[Work to complete] Copy every line of the records below without changing anything.

[Task material]
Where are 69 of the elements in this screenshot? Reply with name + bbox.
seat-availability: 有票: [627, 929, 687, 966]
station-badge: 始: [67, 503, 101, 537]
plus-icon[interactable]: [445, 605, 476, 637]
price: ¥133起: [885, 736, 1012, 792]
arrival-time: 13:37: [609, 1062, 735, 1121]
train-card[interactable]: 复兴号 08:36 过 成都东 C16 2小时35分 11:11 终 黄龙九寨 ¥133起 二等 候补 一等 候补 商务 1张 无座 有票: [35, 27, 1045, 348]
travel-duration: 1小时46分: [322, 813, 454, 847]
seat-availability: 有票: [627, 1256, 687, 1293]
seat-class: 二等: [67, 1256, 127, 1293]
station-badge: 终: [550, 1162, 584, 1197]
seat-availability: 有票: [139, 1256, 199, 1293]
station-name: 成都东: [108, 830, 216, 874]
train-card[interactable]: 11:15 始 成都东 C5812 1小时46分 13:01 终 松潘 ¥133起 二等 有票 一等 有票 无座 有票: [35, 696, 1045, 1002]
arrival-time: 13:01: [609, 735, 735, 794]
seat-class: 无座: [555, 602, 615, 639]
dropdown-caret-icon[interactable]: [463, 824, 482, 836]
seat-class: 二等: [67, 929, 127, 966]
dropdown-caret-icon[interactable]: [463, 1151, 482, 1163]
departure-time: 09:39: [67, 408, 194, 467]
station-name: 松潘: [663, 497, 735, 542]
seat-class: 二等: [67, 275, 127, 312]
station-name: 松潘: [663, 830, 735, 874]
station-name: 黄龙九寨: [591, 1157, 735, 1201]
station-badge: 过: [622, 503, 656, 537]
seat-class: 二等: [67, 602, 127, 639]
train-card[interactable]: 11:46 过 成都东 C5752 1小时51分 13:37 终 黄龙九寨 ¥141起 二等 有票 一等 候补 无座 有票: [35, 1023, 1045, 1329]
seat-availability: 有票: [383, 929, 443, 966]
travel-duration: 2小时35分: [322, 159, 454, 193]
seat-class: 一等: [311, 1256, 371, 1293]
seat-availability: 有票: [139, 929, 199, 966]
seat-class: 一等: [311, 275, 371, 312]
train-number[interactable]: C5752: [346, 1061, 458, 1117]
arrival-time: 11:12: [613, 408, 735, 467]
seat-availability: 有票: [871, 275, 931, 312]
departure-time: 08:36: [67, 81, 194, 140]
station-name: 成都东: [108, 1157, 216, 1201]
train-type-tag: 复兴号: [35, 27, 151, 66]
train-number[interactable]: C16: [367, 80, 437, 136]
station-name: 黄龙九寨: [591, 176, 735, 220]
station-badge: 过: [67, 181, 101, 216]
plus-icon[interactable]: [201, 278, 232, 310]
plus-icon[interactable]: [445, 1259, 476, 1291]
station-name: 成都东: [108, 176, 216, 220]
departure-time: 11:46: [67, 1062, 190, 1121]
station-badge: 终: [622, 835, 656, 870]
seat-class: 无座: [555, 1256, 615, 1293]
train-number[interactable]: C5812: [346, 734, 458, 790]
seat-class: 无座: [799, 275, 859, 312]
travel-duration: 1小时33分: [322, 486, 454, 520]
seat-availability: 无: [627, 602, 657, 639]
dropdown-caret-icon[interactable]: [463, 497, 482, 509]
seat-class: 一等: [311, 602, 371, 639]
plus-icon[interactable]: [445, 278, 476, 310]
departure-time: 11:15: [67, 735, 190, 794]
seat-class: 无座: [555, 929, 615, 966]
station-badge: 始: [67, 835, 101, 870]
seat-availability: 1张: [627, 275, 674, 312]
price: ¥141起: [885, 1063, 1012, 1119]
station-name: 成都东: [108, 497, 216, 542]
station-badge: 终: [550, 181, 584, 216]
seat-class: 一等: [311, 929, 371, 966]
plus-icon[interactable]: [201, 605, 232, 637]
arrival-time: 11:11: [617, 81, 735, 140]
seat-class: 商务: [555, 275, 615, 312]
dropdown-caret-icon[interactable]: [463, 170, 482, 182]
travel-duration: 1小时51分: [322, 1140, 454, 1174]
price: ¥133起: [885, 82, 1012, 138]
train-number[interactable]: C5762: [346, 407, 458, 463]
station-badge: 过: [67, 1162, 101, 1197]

[Answer for the task]
Where are 69 of the elements in this screenshot? Reply with name + bbox.
seat-availability: 有票: [627, 929, 687, 966]
station-badge: 始: [67, 503, 101, 537]
plus-icon[interactable]: [445, 605, 476, 637]
price: ¥133起: [885, 736, 1012, 792]
arrival-time: 13:37: [609, 1062, 735, 1121]
train-card[interactable]: 复兴号 08:36 过 成都东 C16 2小时35分 11:11 终 黄龙九寨 ¥133起 二等 候补 一等 候补 商务 1张 无座 有票: [35, 27, 1045, 348]
travel-duration: 1小时46分: [322, 813, 454, 847]
seat-availability: 有票: [627, 1256, 687, 1293]
seat-class: 二等: [67, 1256, 127, 1293]
station-badge: 终: [550, 1162, 584, 1197]
seat-availability: 有票: [139, 1256, 199, 1293]
station-name: 成都东: [108, 830, 216, 874]
train-card[interactable]: 11:15 始 成都东 C5812 1小时46分 13:01 终 松潘 ¥133起 二等 有票 一等 有票 无座 有票: [35, 696, 1045, 1002]
arrival-time: 13:01: [609, 735, 735, 794]
seat-class: 无座: [555, 602, 615, 639]
dropdown-caret-icon[interactable]: [463, 824, 482, 836]
seat-class: 二等: [67, 929, 127, 966]
dropdown-caret-icon[interactable]: [463, 1151, 482, 1163]
departure-time: 09:39: [67, 408, 194, 467]
station-name: 松潘: [663, 497, 735, 542]
seat-class: 二等: [67, 275, 127, 312]
station-name: 松潘: [663, 830, 735, 874]
station-name: 黄龙九寨: [591, 1157, 735, 1201]
station-badge: 过: [622, 503, 656, 537]
seat-class: 二等: [67, 602, 127, 639]
train-card[interactable]: 11:46 过 成都东 C5752 1小时51分 13:37 终 黄龙九寨 ¥141起 二等 有票 一等 候补 无座 有票: [35, 1023, 1045, 1329]
seat-availability: 有票: [383, 929, 443, 966]
travel-duration: 2小时35分: [322, 159, 454, 193]
seat-class: 一等: [311, 1256, 371, 1293]
seat-availability: 有票: [139, 929, 199, 966]
seat-class: 一等: [311, 275, 371, 312]
train-number[interactable]: C5752: [346, 1061, 458, 1117]
arrival-time: 11:12: [613, 408, 735, 467]
seat-availability: 有票: [871, 275, 931, 312]
departure-time: 08:36: [67, 81, 194, 140]
station-name: 成都东: [108, 1157, 216, 1201]
train-type-tag: 复兴号: [35, 27, 151, 66]
train-number[interactable]: C16: [367, 80, 437, 136]
station-name: 黄龙九寨: [591, 176, 735, 220]
station-badge: 过: [67, 181, 101, 216]
plus-icon[interactable]: [201, 278, 232, 310]
plus-icon[interactable]: [445, 1259, 476, 1291]
station-name: 成都东: [108, 176, 216, 220]
departure-time: 11:46: [67, 1062, 190, 1121]
station-badge: 终: [622, 835, 656, 870]
seat-class: 无座: [555, 1256, 615, 1293]
train-number[interactable]: C5812: [346, 734, 458, 790]
seat-class: 无座: [799, 275, 859, 312]
travel-duration: 1小时33分: [322, 486, 454, 520]
seat-availability: 无: [627, 602, 657, 639]
dropdown-caret-icon[interactable]: [463, 497, 482, 509]
seat-class: 一等: [311, 602, 371, 639]
plus-icon[interactable]: [445, 278, 476, 310]
departure-time: 11:15: [67, 735, 190, 794]
seat-class: 无座: [555, 929, 615, 966]
station-badge: 始: [67, 835, 101, 870]
seat-availability: 1张: [627, 275, 674, 312]
price: ¥141起: [885, 1063, 1012, 1119]
station-name: 成都东: [108, 497, 216, 542]
station-badge: 终: [550, 181, 584, 216]
seat-class: 一等: [311, 929, 371, 966]
plus-icon[interactable]: [201, 605, 232, 637]
arrival-time: 11:11: [617, 81, 735, 140]
seat-class: 商务: [555, 275, 615, 312]
dropdown-caret-icon[interactable]: [463, 170, 482, 182]
travel-duration: 1小时51分: [322, 1140, 454, 1174]
price: ¥133起: [885, 82, 1012, 138]
train-number[interactable]: C5762: [346, 407, 458, 463]
station-badge: 过: [67, 1162, 101, 1197]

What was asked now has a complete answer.